* [Aim] Only those lines running from the line that contains "Extract the structured" through the end of the material are to be written out, each exactly as shown.

* [Available data]
★ ★ ★ ★ ★
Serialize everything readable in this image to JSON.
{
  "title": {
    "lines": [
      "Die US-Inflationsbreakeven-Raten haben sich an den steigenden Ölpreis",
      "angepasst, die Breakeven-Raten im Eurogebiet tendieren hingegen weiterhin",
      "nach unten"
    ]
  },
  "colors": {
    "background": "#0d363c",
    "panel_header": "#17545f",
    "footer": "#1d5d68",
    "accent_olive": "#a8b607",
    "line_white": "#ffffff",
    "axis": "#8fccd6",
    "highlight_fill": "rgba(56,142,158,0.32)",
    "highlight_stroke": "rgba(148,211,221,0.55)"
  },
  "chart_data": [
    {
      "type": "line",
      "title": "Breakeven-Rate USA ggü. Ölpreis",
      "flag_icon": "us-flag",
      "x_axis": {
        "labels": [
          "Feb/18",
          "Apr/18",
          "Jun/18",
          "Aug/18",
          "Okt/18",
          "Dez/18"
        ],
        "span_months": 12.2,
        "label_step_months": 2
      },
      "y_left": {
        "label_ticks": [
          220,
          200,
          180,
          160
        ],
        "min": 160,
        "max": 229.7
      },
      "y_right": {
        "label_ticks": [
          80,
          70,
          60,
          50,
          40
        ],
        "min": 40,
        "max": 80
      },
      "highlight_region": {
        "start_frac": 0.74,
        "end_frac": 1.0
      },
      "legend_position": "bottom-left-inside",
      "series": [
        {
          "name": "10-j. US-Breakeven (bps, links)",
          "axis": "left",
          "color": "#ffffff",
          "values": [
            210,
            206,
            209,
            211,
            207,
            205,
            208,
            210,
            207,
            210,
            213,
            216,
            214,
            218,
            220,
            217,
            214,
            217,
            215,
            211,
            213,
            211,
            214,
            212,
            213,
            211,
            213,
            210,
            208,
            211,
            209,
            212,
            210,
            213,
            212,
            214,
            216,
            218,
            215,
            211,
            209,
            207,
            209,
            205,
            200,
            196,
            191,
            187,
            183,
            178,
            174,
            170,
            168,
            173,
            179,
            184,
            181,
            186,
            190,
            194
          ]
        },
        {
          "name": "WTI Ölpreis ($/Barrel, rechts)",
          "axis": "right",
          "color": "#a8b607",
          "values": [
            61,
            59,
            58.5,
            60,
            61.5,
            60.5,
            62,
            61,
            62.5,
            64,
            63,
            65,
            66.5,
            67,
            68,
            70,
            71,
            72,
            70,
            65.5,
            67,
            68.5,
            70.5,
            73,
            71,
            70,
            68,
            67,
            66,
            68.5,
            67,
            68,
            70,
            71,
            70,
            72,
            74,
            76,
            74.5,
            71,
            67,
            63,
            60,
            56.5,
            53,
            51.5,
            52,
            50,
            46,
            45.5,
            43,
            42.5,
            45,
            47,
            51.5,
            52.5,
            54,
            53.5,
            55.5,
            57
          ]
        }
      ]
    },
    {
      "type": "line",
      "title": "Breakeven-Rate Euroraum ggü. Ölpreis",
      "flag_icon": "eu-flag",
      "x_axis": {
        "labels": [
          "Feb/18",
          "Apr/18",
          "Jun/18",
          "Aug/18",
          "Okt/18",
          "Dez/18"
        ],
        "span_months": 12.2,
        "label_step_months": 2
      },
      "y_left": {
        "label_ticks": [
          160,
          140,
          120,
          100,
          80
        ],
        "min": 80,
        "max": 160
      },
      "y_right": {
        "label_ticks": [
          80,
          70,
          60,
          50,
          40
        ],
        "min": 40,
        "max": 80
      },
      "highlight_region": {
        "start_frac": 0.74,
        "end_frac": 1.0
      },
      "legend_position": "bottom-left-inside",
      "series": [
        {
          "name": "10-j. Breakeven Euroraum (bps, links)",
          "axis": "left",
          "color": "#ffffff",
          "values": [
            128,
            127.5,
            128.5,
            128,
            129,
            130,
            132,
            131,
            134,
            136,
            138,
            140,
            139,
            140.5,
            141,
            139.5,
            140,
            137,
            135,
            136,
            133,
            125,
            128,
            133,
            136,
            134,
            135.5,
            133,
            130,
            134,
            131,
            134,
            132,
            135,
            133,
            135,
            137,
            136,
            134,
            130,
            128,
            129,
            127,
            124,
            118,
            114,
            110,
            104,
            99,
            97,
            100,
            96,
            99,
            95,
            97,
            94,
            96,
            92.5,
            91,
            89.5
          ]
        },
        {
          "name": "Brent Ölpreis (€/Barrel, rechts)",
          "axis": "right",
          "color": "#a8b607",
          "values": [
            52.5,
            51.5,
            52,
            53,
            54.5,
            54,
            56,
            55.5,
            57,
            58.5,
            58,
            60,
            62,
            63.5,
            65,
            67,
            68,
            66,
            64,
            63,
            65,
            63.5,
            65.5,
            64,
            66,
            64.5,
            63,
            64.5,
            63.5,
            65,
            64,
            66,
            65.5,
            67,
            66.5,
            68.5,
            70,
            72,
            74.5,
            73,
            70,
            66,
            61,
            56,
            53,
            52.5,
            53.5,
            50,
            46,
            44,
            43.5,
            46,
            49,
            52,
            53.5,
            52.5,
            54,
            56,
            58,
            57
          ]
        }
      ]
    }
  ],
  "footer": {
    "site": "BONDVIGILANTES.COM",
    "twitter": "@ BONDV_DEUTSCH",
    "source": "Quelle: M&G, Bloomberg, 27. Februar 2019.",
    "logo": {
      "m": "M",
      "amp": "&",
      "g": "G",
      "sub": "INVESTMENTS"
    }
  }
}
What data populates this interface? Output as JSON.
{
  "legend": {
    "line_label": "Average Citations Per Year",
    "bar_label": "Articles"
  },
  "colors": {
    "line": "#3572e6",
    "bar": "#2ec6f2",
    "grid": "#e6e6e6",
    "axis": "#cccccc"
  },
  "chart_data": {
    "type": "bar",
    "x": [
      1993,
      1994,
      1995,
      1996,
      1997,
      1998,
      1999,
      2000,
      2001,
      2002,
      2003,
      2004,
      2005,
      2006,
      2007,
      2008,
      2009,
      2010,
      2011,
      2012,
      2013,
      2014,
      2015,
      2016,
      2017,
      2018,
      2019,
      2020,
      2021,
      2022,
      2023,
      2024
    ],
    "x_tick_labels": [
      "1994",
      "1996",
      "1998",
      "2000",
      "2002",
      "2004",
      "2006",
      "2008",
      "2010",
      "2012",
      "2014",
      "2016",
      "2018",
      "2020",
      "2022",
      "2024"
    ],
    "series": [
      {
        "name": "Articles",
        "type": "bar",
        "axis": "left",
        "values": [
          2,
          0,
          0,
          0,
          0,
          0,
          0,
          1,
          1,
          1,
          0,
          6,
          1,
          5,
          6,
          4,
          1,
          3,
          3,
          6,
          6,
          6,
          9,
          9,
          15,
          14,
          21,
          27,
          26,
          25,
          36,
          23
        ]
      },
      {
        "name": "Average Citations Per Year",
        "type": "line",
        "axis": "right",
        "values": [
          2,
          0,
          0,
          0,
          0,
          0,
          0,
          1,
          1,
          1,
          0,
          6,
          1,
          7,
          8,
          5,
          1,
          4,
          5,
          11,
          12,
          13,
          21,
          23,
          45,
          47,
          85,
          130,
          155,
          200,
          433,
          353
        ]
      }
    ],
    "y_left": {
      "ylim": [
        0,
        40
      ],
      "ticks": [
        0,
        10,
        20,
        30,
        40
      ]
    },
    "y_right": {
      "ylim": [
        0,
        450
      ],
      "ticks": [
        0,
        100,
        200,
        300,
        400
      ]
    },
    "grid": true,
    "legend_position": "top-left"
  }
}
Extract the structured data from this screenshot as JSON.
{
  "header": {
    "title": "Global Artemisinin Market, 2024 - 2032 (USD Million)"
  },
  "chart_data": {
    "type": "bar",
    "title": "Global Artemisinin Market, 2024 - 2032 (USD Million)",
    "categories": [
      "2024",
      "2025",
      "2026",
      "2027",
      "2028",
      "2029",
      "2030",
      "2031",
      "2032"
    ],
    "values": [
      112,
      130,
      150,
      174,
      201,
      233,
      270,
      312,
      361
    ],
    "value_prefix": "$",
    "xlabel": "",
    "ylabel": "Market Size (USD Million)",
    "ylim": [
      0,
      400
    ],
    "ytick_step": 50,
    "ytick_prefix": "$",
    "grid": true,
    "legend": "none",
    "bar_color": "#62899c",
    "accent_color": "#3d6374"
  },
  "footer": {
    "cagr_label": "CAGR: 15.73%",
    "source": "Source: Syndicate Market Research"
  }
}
★ ★ ★ ★ ★
* [Reply to the exercise]
Extract the structured data from this screenshot as JSON.
{
  "header": {
    "title": "Global Artemisinin Market, 2024 - 2032 (USD Million)"
  },
  "chart_data": {
    "type": "bar",
    "title": "Global Artemisinin Market, 2024 - 2032 (USD Million)",
    "categories": [
      "2024",
      "2025",
      "2026",
      "2027",
      "2028",
      "2029",
      "2030",
      "2031",
      "2032"
    ],
    "values": [
      112,
      130,
      150,
      174,
      201,
      233,
      270,
      312,
      361
    ],
    "value_prefix": "$",
    "xlabel": "",
    "ylabel": "Market Size (USD Million)",
    "ylim": [
      0,
      400
    ],
    "ytick_step": 50,
    "ytick_prefix": "$",
    "grid": true,
    "legend": "none",
    "bar_color": "#62899c",
    "accent_color": "#3d6374"
  },
  "footer": {
    "cagr_label": "CAGR: 15.73%",
    "source": "Source: Syndicate Market Research"
  }
}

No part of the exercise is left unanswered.